━━━━━ Extracted material ━━━━━

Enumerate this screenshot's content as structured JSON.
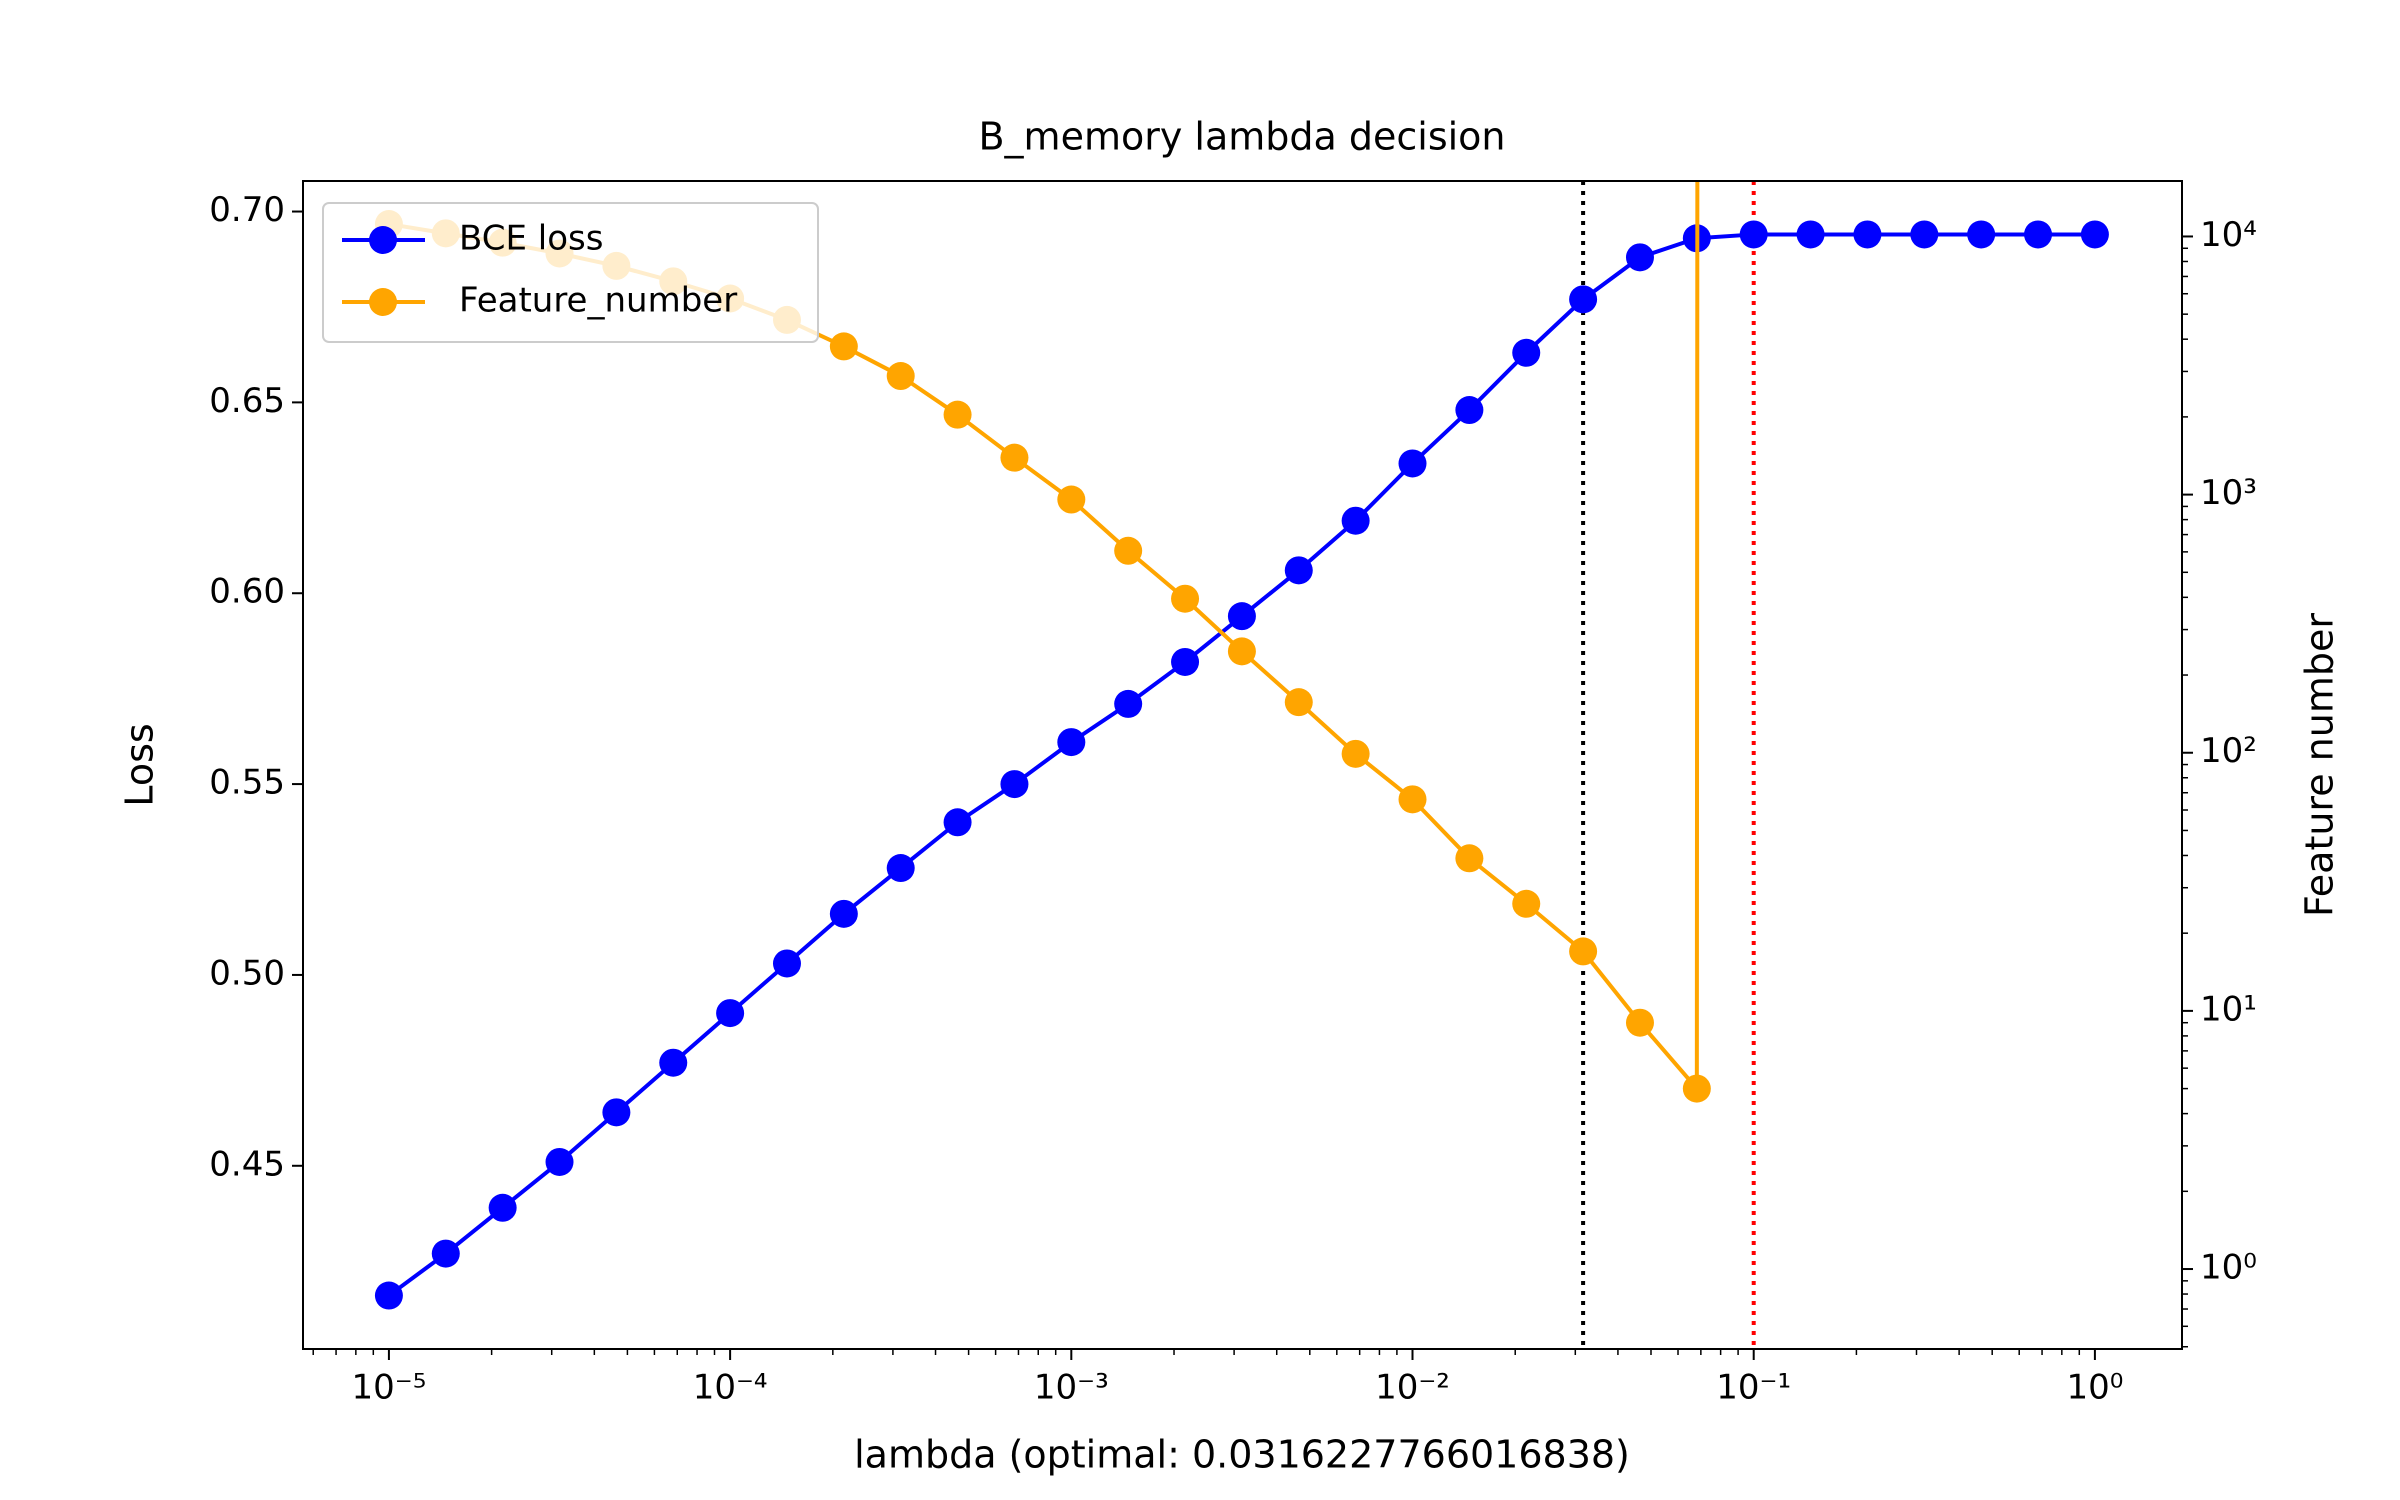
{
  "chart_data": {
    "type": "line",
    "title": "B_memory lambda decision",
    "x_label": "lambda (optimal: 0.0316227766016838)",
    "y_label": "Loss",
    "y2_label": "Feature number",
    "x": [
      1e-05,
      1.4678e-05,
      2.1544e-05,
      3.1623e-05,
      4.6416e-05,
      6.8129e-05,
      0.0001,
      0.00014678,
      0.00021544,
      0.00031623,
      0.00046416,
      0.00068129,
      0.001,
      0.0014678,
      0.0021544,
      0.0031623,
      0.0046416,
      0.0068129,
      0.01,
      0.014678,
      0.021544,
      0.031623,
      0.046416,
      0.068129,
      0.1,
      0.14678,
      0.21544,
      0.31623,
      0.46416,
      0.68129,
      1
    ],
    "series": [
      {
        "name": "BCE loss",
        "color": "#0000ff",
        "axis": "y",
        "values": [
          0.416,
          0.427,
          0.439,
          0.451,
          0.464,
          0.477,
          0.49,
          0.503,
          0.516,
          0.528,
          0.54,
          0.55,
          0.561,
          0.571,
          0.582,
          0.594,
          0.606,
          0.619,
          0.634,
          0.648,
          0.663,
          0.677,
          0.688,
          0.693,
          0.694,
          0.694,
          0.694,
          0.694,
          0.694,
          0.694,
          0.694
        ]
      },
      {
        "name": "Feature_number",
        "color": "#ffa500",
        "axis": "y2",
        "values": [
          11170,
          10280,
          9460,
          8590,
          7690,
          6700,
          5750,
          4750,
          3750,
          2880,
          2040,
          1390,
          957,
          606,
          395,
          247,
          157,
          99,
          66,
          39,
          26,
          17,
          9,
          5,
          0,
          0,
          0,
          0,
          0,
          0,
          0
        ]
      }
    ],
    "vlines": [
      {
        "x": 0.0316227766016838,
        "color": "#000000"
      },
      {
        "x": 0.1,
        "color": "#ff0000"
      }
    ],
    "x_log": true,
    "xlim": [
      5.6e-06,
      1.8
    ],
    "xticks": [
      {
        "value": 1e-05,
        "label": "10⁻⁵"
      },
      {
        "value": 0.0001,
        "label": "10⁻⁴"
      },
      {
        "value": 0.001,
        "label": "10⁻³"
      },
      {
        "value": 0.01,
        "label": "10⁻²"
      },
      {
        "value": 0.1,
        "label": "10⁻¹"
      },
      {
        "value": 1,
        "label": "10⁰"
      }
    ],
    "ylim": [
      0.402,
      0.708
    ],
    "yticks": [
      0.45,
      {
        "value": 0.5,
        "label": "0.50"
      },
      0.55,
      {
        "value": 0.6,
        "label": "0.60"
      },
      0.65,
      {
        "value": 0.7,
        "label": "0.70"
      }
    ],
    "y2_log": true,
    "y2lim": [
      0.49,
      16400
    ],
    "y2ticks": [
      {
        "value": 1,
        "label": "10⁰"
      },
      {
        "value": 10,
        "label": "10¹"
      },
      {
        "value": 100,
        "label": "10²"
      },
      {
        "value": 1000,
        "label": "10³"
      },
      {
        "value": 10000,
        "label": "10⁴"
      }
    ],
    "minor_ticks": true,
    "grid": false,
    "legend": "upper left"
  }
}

━━━━━

### Given exercise
All the lines above are to be reproduced exactly, except the pictures.

### Solution
Enumerate this screenshot's content as structured JSON.
{
  "chart_data": {
    "type": "line",
    "title": "B_memory lambda decision",
    "x_label": "lambda (optimal: 0.0316227766016838)",
    "y_label": "Loss",
    "y2_label": "Feature number",
    "x": [
      1e-05,
      1.4678e-05,
      2.1544e-05,
      3.1623e-05,
      4.6416e-05,
      6.8129e-05,
      0.0001,
      0.00014678,
      0.00021544,
      0.00031623,
      0.00046416,
      0.00068129,
      0.001,
      0.0014678,
      0.0021544,
      0.0031623,
      0.0046416,
      0.0068129,
      0.01,
      0.014678,
      0.021544,
      0.031623,
      0.046416,
      0.068129,
      0.1,
      0.14678,
      0.21544,
      0.31623,
      0.46416,
      0.68129,
      1
    ],
    "series": [
      {
        "name": "BCE loss",
        "color": "#0000ff",
        "axis": "y",
        "values": [
          0.416,
          0.427,
          0.439,
          0.451,
          0.464,
          0.477,
          0.49,
          0.503,
          0.516,
          0.528,
          0.54,
          0.55,
          0.561,
          0.571,
          0.582,
          0.594,
          0.606,
          0.619,
          0.634,
          0.648,
          0.663,
          0.677,
          0.688,
          0.693,
          0.694,
          0.694,
          0.694,
          0.694,
          0.694,
          0.694,
          0.694
        ]
      },
      {
        "name": "Feature_number",
        "color": "#ffa500",
        "axis": "y2",
        "values": [
          11170,
          10280,
          9460,
          8590,
          7690,
          6700,
          5750,
          4750,
          3750,
          2880,
          2040,
          1390,
          957,
          606,
          395,
          247,
          157,
          99,
          66,
          39,
          26,
          17,
          9,
          5,
          0,
          0,
          0,
          0,
          0,
          0,
          0
        ]
      }
    ],
    "vlines": [
      {
        "x": 0.0316227766016838,
        "color": "#000000"
      },
      {
        "x": 0.1,
        "color": "#ff0000"
      }
    ],
    "x_log": true,
    "xlim": [
      5.6e-06,
      1.8
    ],
    "xticks": [
      {
        "value": 1e-05,
        "label": "10⁻⁵"
      },
      {
        "value": 0.0001,
        "label": "10⁻⁴"
      },
      {
        "value": 0.001,
        "label": "10⁻³"
      },
      {
        "value": 0.01,
        "label": "10⁻²"
      },
      {
        "value": 0.1,
        "label": "10⁻¹"
      },
      {
        "value": 1,
        "label": "10⁰"
      }
    ],
    "ylim": [
      0.402,
      0.708
    ],
    "yticks": [
      0.45,
      {
        "value": 0.5,
        "label": "0.50"
      },
      0.55,
      {
        "value": 0.6,
        "label": "0.60"
      },
      0.65,
      {
        "value": 0.7,
        "label": "0.70"
      }
    ],
    "y2_log": true,
    "y2lim": [
      0.49,
      16400
    ],
    "y2ticks": [
      {
        "value": 1,
        "label": "10⁰"
      },
      {
        "value": 10,
        "label": "10¹"
      },
      {
        "value": 100,
        "label": "10²"
      },
      {
        "value": 1000,
        "label": "10³"
      },
      {
        "value": 10000,
        "label": "10⁴"
      }
    ],
    "minor_ticks": true,
    "grid": false,
    "legend": "upper left"
  }
}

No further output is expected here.